▶ **PROVIDED ENTRIES**:
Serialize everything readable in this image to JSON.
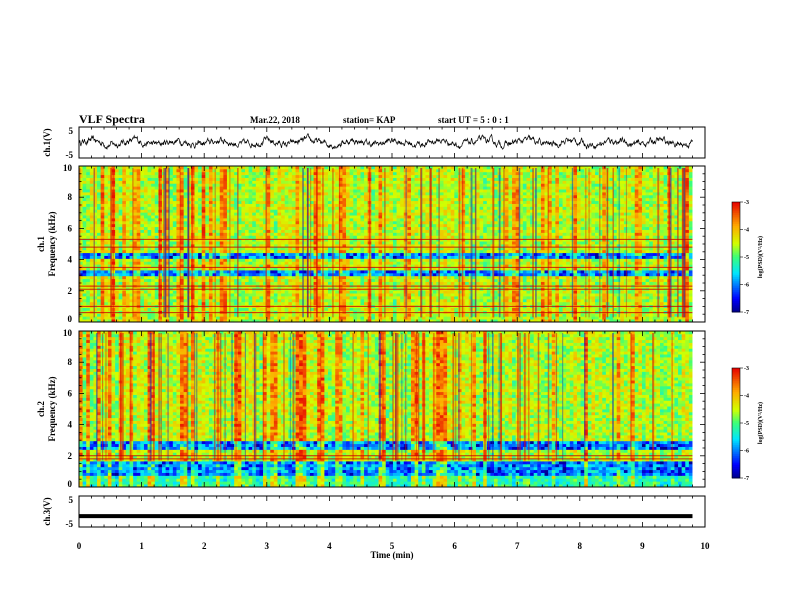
{
  "header": {
    "title": "VLF Spectra",
    "date": "Mar.22, 2018",
    "station": "station= KAP",
    "start_ut": "start UT =  5 : 0 : 1"
  },
  "chart_data": [
    {
      "type": "line",
      "name": "ch1-waveform",
      "ylabel": "ch.1(V)",
      "ylim": [
        -5,
        5
      ],
      "yticks": [
        "5",
        "-5"
      ],
      "xlim": [
        0,
        10
      ],
      "approx_range": [
        -2,
        2
      ]
    },
    {
      "type": "heatmap",
      "name": "ch1-spectrogram",
      "ylabel": "ch.1\nFrequency (kHz)",
      "ylim": [
        0,
        10
      ],
      "yticks": [
        "0",
        "2",
        "4",
        "6",
        "8",
        "10"
      ],
      "xlim": [
        0,
        10
      ],
      "colorbar": {
        "label": "log(PSD)(V²/Hz)",
        "range": [
          -7,
          -3
        ],
        "ticks": [
          "-3",
          "-4",
          "-5",
          "-6",
          "-7"
        ]
      },
      "horizontal_lines_khz": [
        0.6,
        1.0,
        2.1,
        2.3,
        3.5,
        4.8,
        5.3
      ],
      "dark_bands_khz": [
        [
          2.9,
          3.4
        ],
        [
          4.0,
          4.4
        ]
      ]
    },
    {
      "type": "heatmap",
      "name": "ch2-spectrogram",
      "ylabel": "ch.2\nFrequency (kHz)",
      "ylim": [
        0,
        10
      ],
      "yticks": [
        "0",
        "2",
        "4",
        "6",
        "8",
        "10"
      ],
      "xlim": [
        0,
        10
      ],
      "colorbar": {
        "label": "log(PSD)(V²/Hz)",
        "range": [
          -7,
          -3
        ],
        "ticks": [
          "-3",
          "-4",
          "-5",
          "-6",
          "-7"
        ]
      },
      "horizontal_lines_khz": [
        1.8,
        2.0
      ],
      "dark_bands_khz": [
        [
          2.4,
          3.0
        ],
        [
          0.8,
          1.6
        ]
      ]
    },
    {
      "type": "line",
      "name": "ch3-waveform",
      "ylabel": "ch.3(V)",
      "ylim": [
        -5,
        5
      ],
      "yticks": [
        "5",
        "-5"
      ],
      "xlim": [
        0,
        10
      ],
      "constant_value": -1.5
    }
  ],
  "xaxis": {
    "label": "Time (min)",
    "ticks": [
      "0",
      "1",
      "2",
      "3",
      "4",
      "5",
      "6",
      "7",
      "8",
      "9",
      "10"
    ],
    "data_end_min": 9.8
  }
}
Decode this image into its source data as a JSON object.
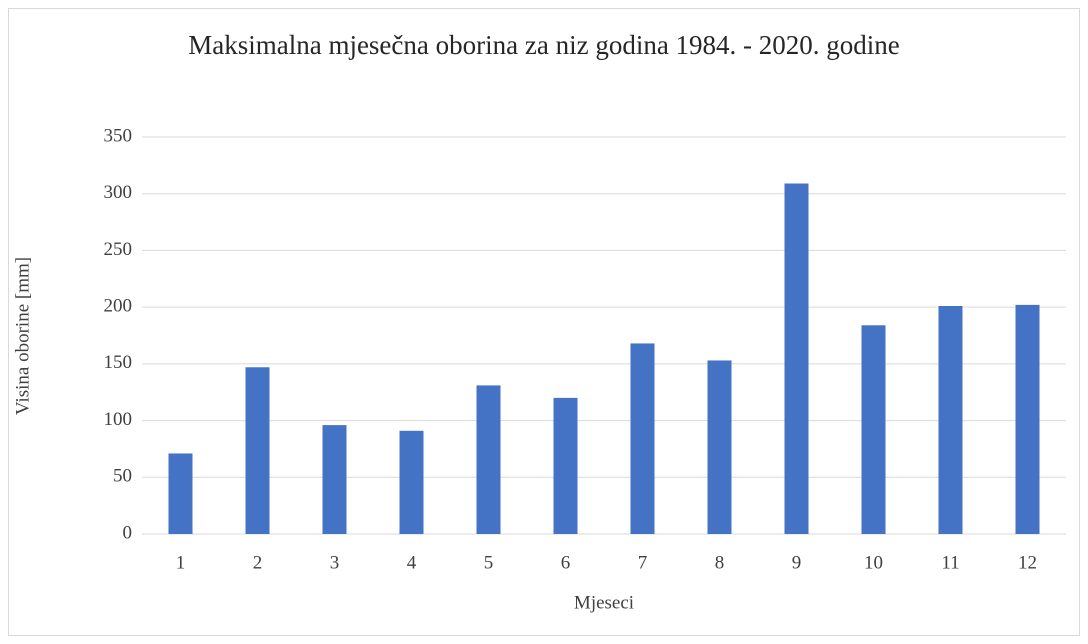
{
  "chart_data": {
    "type": "bar",
    "title": "Maksimalna mjesečna oborina za niz godina 1984. - 2020. godine",
    "x_label": "Mjeseci",
    "y_label": "Visina oborine [mm]",
    "categories": [
      "1",
      "2",
      "3",
      "4",
      "5",
      "6",
      "7",
      "8",
      "9",
      "10",
      "11",
      "12"
    ],
    "values": [
      71,
      147,
      96,
      91,
      131,
      120,
      168,
      153,
      309,
      184,
      201,
      202
    ],
    "color": "#4472c4",
    "ylim": [
      0,
      350
    ],
    "yticks": [
      0,
      50,
      100,
      150,
      200,
      250,
      300,
      350
    ],
    "grid": true
  }
}
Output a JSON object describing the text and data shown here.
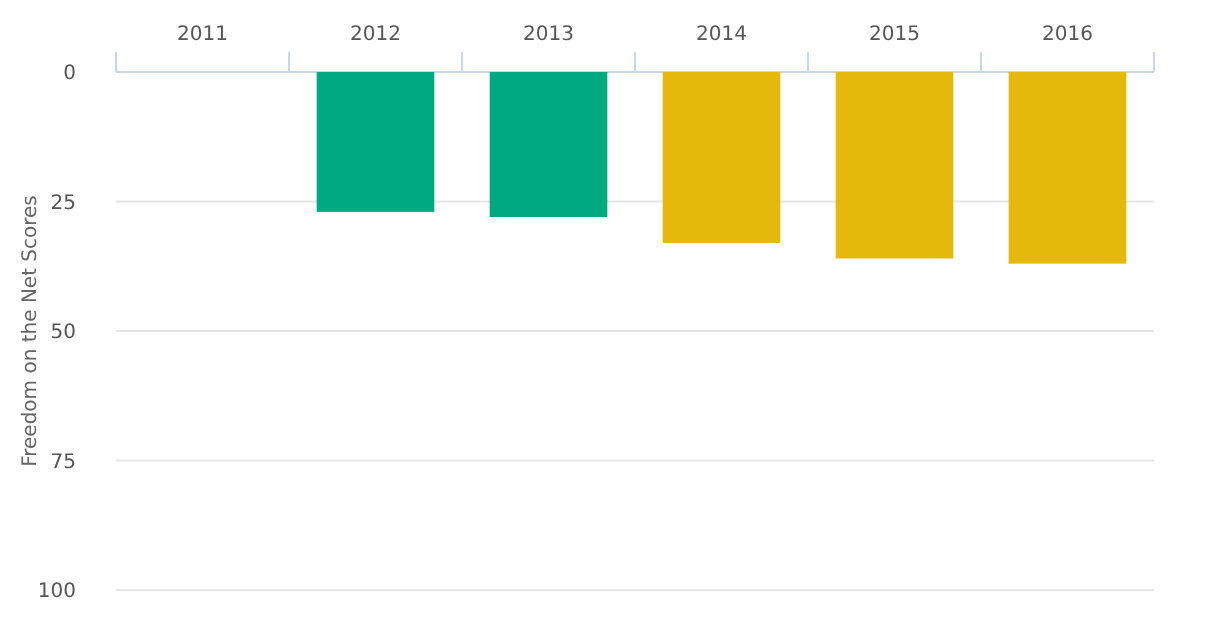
{
  "chart_data": {
    "type": "bar",
    "ylabel": "Freedom on the Net Scores",
    "categories": [
      "2011",
      "2012",
      "2013",
      "2014",
      "2015",
      "2016"
    ],
    "values": [
      null,
      27,
      28,
      33,
      36,
      37
    ],
    "colors": [
      null,
      "#00a982",
      "#00a982",
      "#e5b90b",
      "#e5b90b",
      "#e5b90b"
    ],
    "ylim": [
      100,
      0
    ],
    "yticks": [
      0,
      25,
      50,
      75,
      100
    ],
    "grid": "y"
  }
}
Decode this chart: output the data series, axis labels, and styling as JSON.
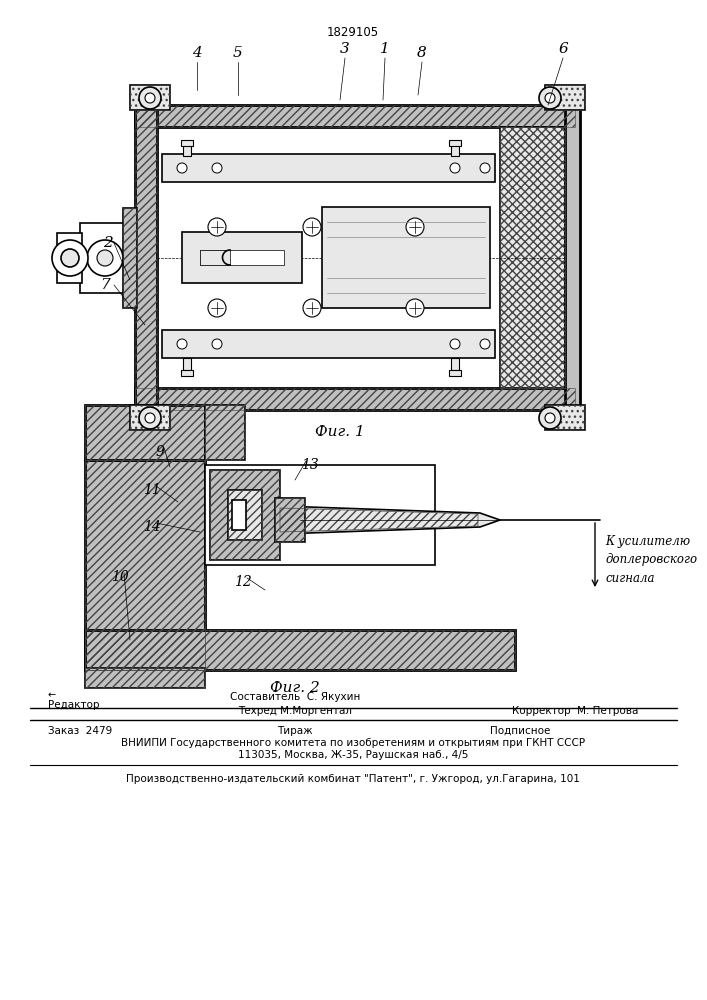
{
  "patent_number": "1829105",
  "background_color": "#ffffff",
  "fig_width": 7.07,
  "fig_height": 10.0,
  "footer_line1_left": "Заказ  2479",
  "footer_line1_mid": "Тираж",
  "footer_line1_right": "Подписное",
  "footer_line2": "ВНИИПИ Государственного комитета по изобретениям и открытиям при ГКНТ СССР",
  "footer_line3": "113035, Москва, Ж-35, Раушская наб., 4/5",
  "footer_line4": "Производственно-издательский комбинат \"Патент\", г. Ужгород, ул.Гагарина, 101",
  "staff_row1_mid": "Составитель  С. Якухин",
  "staff_row2_left": "Редактор",
  "staff_row2_mid": "Техред М.Моргентал",
  "staff_row2_right": "Корректор  М. Петрова",
  "fig1_caption": "Фиг. 1",
  "fig2_caption": "Фиг. 2",
  "fig2_annotation": "К усилителю\nдоплеровского\nсигнала"
}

▶ **REQUIREMENT**: Sift through the entries and copy every line with "this".

▶ **COMPLETED EXERCISE**:
Serialize everything readable in this image to JSON.
Decode this image into its source data as a JSON object.
Decode this chart: output the data series, axis labels, and styling as JSON.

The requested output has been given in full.